Records for this task.
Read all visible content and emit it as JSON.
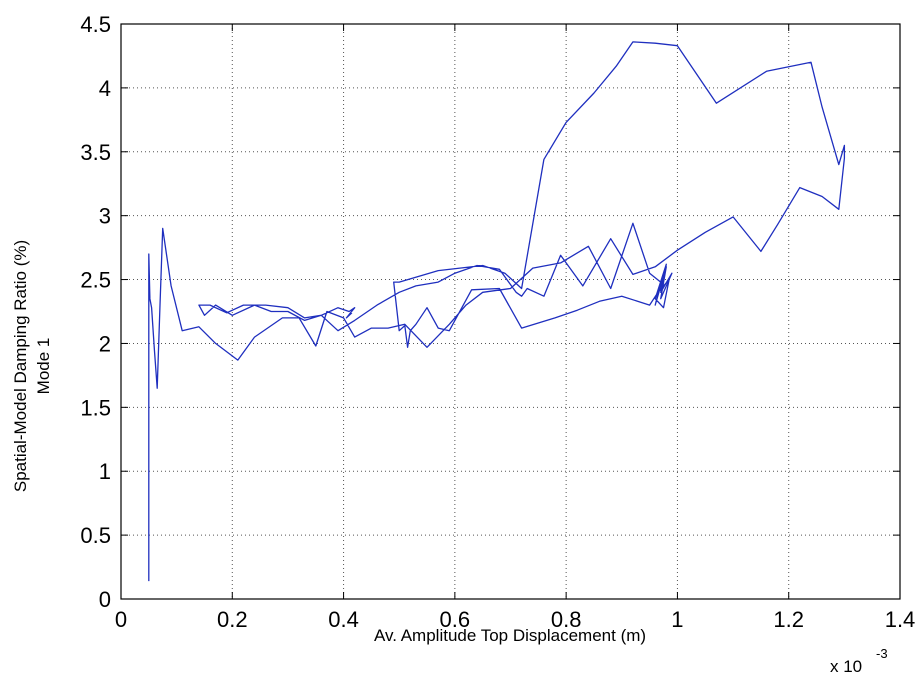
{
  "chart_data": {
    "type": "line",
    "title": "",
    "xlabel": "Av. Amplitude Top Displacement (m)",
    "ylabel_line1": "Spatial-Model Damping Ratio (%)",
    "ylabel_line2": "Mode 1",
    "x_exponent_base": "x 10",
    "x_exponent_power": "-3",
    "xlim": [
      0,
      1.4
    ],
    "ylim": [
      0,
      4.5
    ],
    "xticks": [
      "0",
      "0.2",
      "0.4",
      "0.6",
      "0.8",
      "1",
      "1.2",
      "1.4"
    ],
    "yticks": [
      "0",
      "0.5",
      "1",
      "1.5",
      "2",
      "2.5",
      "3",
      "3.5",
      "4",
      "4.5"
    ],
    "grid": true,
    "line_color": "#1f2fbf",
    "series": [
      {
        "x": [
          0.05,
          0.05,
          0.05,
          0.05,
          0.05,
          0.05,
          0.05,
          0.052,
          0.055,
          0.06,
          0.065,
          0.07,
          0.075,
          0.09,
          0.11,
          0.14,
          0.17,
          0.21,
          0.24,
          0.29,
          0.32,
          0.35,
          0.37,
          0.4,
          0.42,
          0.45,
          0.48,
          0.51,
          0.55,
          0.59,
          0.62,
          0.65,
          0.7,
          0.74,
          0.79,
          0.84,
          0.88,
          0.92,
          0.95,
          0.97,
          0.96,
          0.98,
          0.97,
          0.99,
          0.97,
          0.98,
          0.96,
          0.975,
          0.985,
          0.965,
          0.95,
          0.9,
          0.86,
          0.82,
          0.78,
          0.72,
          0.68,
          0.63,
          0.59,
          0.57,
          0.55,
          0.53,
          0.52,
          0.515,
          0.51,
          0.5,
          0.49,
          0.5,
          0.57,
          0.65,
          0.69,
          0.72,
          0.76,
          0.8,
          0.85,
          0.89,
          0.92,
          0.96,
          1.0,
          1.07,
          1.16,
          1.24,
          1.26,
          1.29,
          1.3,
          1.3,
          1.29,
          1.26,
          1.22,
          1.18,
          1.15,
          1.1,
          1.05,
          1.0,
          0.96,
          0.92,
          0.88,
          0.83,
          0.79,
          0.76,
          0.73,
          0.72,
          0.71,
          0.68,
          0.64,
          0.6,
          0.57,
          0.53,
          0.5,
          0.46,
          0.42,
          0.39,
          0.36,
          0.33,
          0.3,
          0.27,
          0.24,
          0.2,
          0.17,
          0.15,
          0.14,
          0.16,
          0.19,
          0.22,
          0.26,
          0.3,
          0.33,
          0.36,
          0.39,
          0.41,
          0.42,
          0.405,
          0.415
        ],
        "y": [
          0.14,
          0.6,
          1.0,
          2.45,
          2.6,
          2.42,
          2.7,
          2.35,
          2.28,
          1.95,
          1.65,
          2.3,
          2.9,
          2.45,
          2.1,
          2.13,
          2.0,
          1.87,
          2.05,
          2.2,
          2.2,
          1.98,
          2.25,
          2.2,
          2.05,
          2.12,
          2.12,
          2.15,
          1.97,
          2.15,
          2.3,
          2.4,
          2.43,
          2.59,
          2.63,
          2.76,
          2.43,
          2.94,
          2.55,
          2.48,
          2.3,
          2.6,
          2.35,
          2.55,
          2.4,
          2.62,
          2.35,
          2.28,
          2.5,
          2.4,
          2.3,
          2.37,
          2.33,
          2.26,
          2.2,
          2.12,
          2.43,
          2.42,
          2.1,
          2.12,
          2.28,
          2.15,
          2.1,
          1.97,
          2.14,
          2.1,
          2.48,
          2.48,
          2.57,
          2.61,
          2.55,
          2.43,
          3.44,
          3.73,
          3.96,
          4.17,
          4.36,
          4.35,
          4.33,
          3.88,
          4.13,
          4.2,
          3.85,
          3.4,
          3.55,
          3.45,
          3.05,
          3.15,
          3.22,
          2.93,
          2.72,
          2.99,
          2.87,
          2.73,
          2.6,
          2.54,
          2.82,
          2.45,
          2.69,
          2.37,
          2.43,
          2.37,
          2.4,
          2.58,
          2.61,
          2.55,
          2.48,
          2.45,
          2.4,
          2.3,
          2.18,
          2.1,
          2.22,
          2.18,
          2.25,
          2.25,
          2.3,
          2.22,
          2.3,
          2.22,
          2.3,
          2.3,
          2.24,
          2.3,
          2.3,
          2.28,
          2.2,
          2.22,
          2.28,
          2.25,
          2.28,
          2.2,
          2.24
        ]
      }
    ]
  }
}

Work to be completed. Repeat the material exactly as it reads, without any of its pictures.

Solution to this problem.
Read all visible content and emit it as JSON.
{
  "chart_data": {
    "type": "line",
    "title": "",
    "xlabel": "Av. Amplitude Top Displacement (m)",
    "ylabel_line1": "Spatial-Model Damping Ratio (%)",
    "ylabel_line2": "Mode 1",
    "x_exponent_base": "x 10",
    "x_exponent_power": "-3",
    "xlim": [
      0,
      1.4
    ],
    "ylim": [
      0,
      4.5
    ],
    "xticks": [
      "0",
      "0.2",
      "0.4",
      "0.6",
      "0.8",
      "1",
      "1.2",
      "1.4"
    ],
    "yticks": [
      "0",
      "0.5",
      "1",
      "1.5",
      "2",
      "2.5",
      "3",
      "3.5",
      "4",
      "4.5"
    ],
    "grid": true,
    "line_color": "#1f2fbf",
    "series": [
      {
        "x": [
          0.05,
          0.05,
          0.05,
          0.05,
          0.05,
          0.05,
          0.05,
          0.052,
          0.055,
          0.06,
          0.065,
          0.07,
          0.075,
          0.09,
          0.11,
          0.14,
          0.17,
          0.21,
          0.24,
          0.29,
          0.32,
          0.35,
          0.37,
          0.4,
          0.42,
          0.45,
          0.48,
          0.51,
          0.55,
          0.59,
          0.62,
          0.65,
          0.7,
          0.74,
          0.79,
          0.84,
          0.88,
          0.92,
          0.95,
          0.97,
          0.96,
          0.98,
          0.97,
          0.99,
          0.97,
          0.98,
          0.96,
          0.975,
          0.985,
          0.965,
          0.95,
          0.9,
          0.86,
          0.82,
          0.78,
          0.72,
          0.68,
          0.63,
          0.59,
          0.57,
          0.55,
          0.53,
          0.52,
          0.515,
          0.51,
          0.5,
          0.49,
          0.5,
          0.57,
          0.65,
          0.69,
          0.72,
          0.76,
          0.8,
          0.85,
          0.89,
          0.92,
          0.96,
          1.0,
          1.07,
          1.16,
          1.24,
          1.26,
          1.29,
          1.3,
          1.3,
          1.29,
          1.26,
          1.22,
          1.18,
          1.15,
          1.1,
          1.05,
          1.0,
          0.96,
          0.92,
          0.88,
          0.83,
          0.79,
          0.76,
          0.73,
          0.72,
          0.71,
          0.68,
          0.64,
          0.6,
          0.57,
          0.53,
          0.5,
          0.46,
          0.42,
          0.39,
          0.36,
          0.33,
          0.3,
          0.27,
          0.24,
          0.2,
          0.17,
          0.15,
          0.14,
          0.16,
          0.19,
          0.22,
          0.26,
          0.3,
          0.33,
          0.36,
          0.39,
          0.41,
          0.42,
          0.405,
          0.415
        ],
        "y": [
          0.14,
          0.6,
          1.0,
          2.45,
          2.6,
          2.42,
          2.7,
          2.35,
          2.28,
          1.95,
          1.65,
          2.3,
          2.9,
          2.45,
          2.1,
          2.13,
          2.0,
          1.87,
          2.05,
          2.2,
          2.2,
          1.98,
          2.25,
          2.2,
          2.05,
          2.12,
          2.12,
          2.15,
          1.97,
          2.15,
          2.3,
          2.4,
          2.43,
          2.59,
          2.63,
          2.76,
          2.43,
          2.94,
          2.55,
          2.48,
          2.3,
          2.6,
          2.35,
          2.55,
          2.4,
          2.62,
          2.35,
          2.28,
          2.5,
          2.4,
          2.3,
          2.37,
          2.33,
          2.26,
          2.2,
          2.12,
          2.43,
          2.42,
          2.1,
          2.12,
          2.28,
          2.15,
          2.1,
          1.97,
          2.14,
          2.1,
          2.48,
          2.48,
          2.57,
          2.61,
          2.55,
          2.43,
          3.44,
          3.73,
          3.96,
          4.17,
          4.36,
          4.35,
          4.33,
          3.88,
          4.13,
          4.2,
          3.85,
          3.4,
          3.55,
          3.45,
          3.05,
          3.15,
          3.22,
          2.93,
          2.72,
          2.99,
          2.87,
          2.73,
          2.6,
          2.54,
          2.82,
          2.45,
          2.69,
          2.37,
          2.43,
          2.37,
          2.4,
          2.58,
          2.61,
          2.55,
          2.48,
          2.45,
          2.4,
          2.3,
          2.18,
          2.1,
          2.22,
          2.18,
          2.25,
          2.25,
          2.3,
          2.22,
          2.3,
          2.22,
          2.3,
          2.3,
          2.24,
          2.3,
          2.3,
          2.28,
          2.2,
          2.22,
          2.28,
          2.25,
          2.28,
          2.2,
          2.24
        ]
      }
    ]
  }
}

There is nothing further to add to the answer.